_DATA FOR THE TASK_
************

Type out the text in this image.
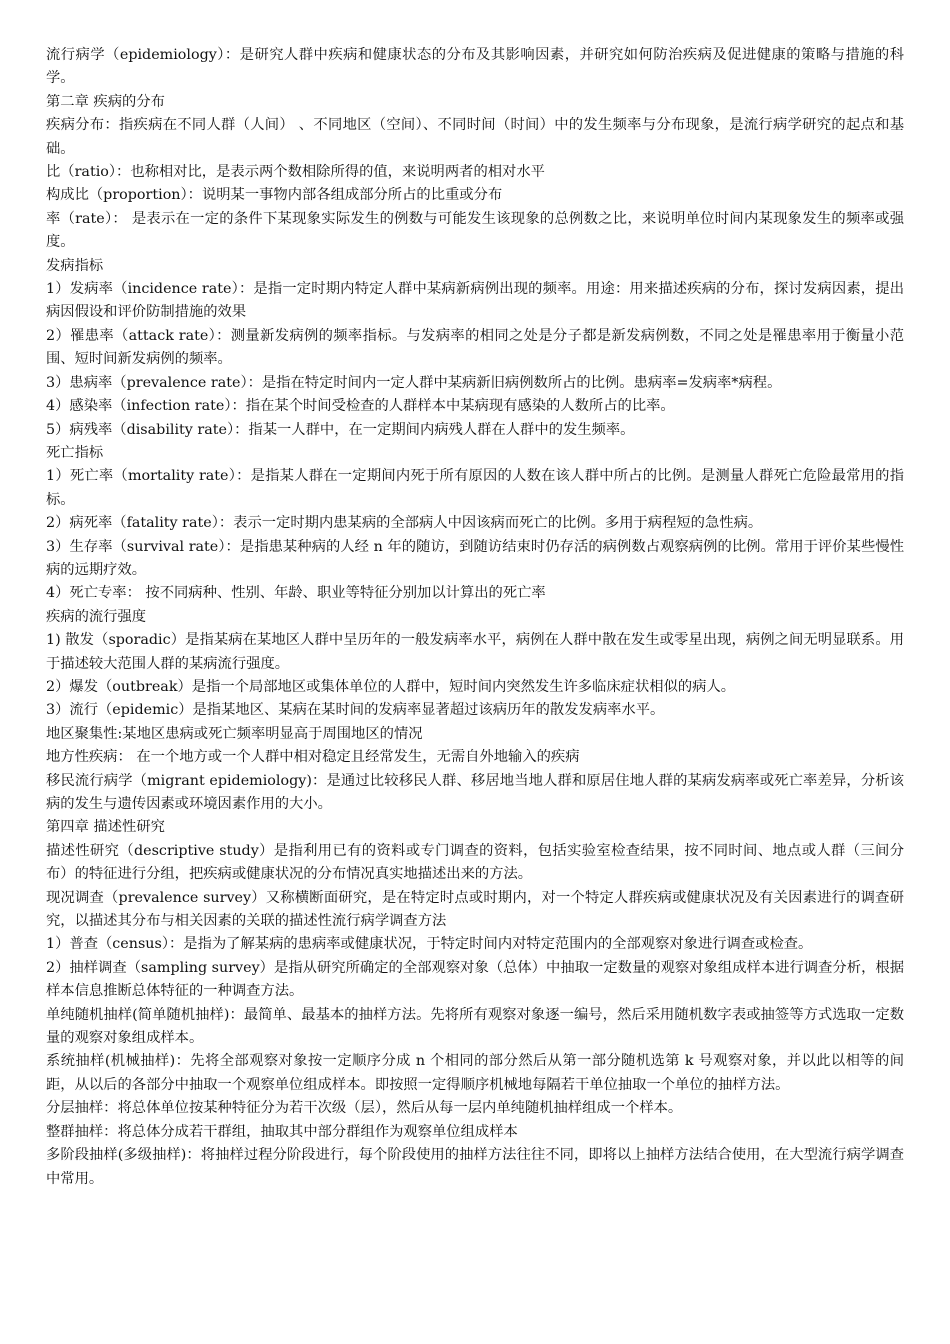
流行病学（epidemiology）：是研究人群中疾病和健康状态的分布及其影响因素，并研究如何防治疾病及促进健康的策略与措施的科学。

第二章 疾病的分布

疾病分布：指疾病在不同人群（人间） 、不同地区（空间）、不同时间（时间）中的发生频率与分布现象，是流行病学研究的起点和基础。

比（ratio）：也称相对比，是表示两个数相除所得的值，来说明两者的相对水平

构成比（proportion）：说明某一事物内部各组成部分所占的比重或分布

率（rate）： 是表示在一定的条件下某现象实际发生的例数与可能发生该现象的总例数之比，来说明单位时间内某现象发生的频率或强度。

发病指标

1）发病率（incidence rate）：是指一定时期内特定人群中某病新病例出现的频率。用途：用来描述疾病的分布，探讨发病因素，提出病因假设和评价防制措施的效果

2）罹患率（attack rate）：测量新发病例的频率指标。与发病率的相同之处是分子都是新发病例数，不同之处是罹患率用于衡量小范围、短时间新发病例的频率。

3）患病率（prevalence rate）：是指在特定时间内一定人群中某病新旧病例数所占的比例。患病率=发病率*病程。

4）感染率（infection rate）：指在某个时间受检查的人群样本中某病现有感染的人数所占的比率。

5）病残率（disability rate）：指某一人群中，在一定期间内病残人群在人群中的发生频率。

死亡指标

1）死亡率（mortality rate）：是指某人群在一定期间内死于所有原因的人数在该人群中所占的比例。是测量人群死亡危险最常用的指标。

2）病死率（fatality rate）：表示一定时期内患某病的全部病人中因该病而死亡的比例。多用于病程短的急性病。

3）生存率（survival rate）：是指患某种病的人经 n 年的随访，到随访结束时仍存活的病例数占观察病例的比例。常用于评价某些慢性病的远期疗效。

4）死亡专率： 按不同病种、性别、年龄、职业等特征分别加以计算出的死亡率

疾病的流行强度

1) 散发（sporadic）是指某病在某地区人群中呈历年的一般发病率水平，病例在人群中散在发生或零星出现，病例之间无明显联系。用于描述较大范围人群的某病流行强度。

2）爆发（outbreak）是指一个局部地区或集体单位的人群中，短时间内突然发生许多临床症状相似的病人。

3）流行（epidemic）是指某地区、某病在某时间的发病率显著超过该病历年的散发发病率水平。

地区聚集性:某地区患病或死亡频率明显高于周围地区的情况

地方性疾病： 在一个地方或一个人群中相对稳定且经常发生，无需自外地输入的疾病

移民流行病学（migrant epidemiology)：是通过比较移民人群、移居地当地人群和原居住地人群的某病发病率或死亡率差异，分析该病的发生与遗传因素或环境因素作用的大小。

第四章 描述性研究

描述性研究（descriptive study）是指利用已有的资料或专门调查的资料，包括实验室检查结果，按不同时间、地点或人群（三间分布）的特征进行分组，把疾病或健康状况的分布情况真实地描述出来的方法。

现况调查（prevalence survey）又称横断面研究，是在特定时点或时期内，对一个特定人群疾病或健康状况及有关因素进行的调查研究，以描述其分布与相关因素的关联的描述性流行病学调查方法

1）普查（census）：是指为了解某病的患病率或健康状况，于特定时间内对特定范围内的全部观察对象进行调查或检查。

2）抽样调查（sampling survey）是指从研究所确定的全部观察对象（总体）中抽取一定数量的观察对象组成样本进行调查分析，根据样本信息推断总体特征的一种调查方法。

单纯随机抽样(简单随机抽样)：最简单、最基本的抽样方法。先将所有观察对象逐一编号，然后采用随机数字表或抽签等方式选取一定数量的观察对象组成样本。

系统抽样(机械抽样)：先将全部观察对象按一定顺序分成 n 个相同的部分然后从第一部分随机选第 k 号观察对象，并以此以相等的间距，从以后的各部分中抽取一个观察单位组成样本。即按照一定得顺序机械地每隔若干单位抽取一个单位的抽样方法。

分层抽样：将总体单位按某种特征分为若干次级（层），然后从每一层内单纯随机抽样组成一个样本。

整群抽样：将总体分成若干群组，抽取其中部分群组作为观察单位组成样本

多阶段抽样(多级抽样)：将抽样过程分阶段进行，每个阶段使用的抽样方法往往不同，即将以上抽样方法结合使用，在大型流行病学调查中常用。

************

_WRITTEN REQUEST_
Show the lines of the records that contain the word "survey".

_FINAL ANSWER_
现况调查（prevalence survey）又称横断面研究，是在特定时点或时期内，对一个特定人群疾病或健康状况及有关因素进行的调查研究，以描述其分布与相关因素的关联的描述性流行病学调查方法
2）抽样调查（sampling survey）是指从研究所确定的全部观察对象（总体）中抽取一定数量的观察对象组成样本进行调查分析，根据样本信息推断总体特征的一种调查方法。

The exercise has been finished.